▶

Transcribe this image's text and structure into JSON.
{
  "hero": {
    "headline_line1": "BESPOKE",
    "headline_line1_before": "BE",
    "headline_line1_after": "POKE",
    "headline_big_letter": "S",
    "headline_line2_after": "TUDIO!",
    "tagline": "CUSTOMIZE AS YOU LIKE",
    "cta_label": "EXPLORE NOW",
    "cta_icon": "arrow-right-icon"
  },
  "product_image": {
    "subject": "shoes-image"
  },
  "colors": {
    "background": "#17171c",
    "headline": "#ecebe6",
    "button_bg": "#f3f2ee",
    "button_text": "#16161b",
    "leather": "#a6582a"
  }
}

◀

• _EXERCISE AIM_
Give the complete listing a second time, exactly as it reads.

• _COMPLETE ANSWER_
Transcribe this image's text and structure into JSON.
{
  "hero": {
    "headline_line1": "BESPOKE",
    "headline_line1_before": "BE",
    "headline_line1_after": "POKE",
    "headline_big_letter": "S",
    "headline_line2_after": "TUDIO!",
    "tagline": "CUSTOMIZE AS YOU LIKE",
    "cta_label": "EXPLORE NOW",
    "cta_icon": "arrow-right-icon"
  },
  "product_image": {
    "subject": "shoes-image"
  },
  "colors": {
    "background": "#17171c",
    "headline": "#ecebe6",
    "button_bg": "#f3f2ee",
    "button_text": "#16161b",
    "leather": "#a6582a"
  }
}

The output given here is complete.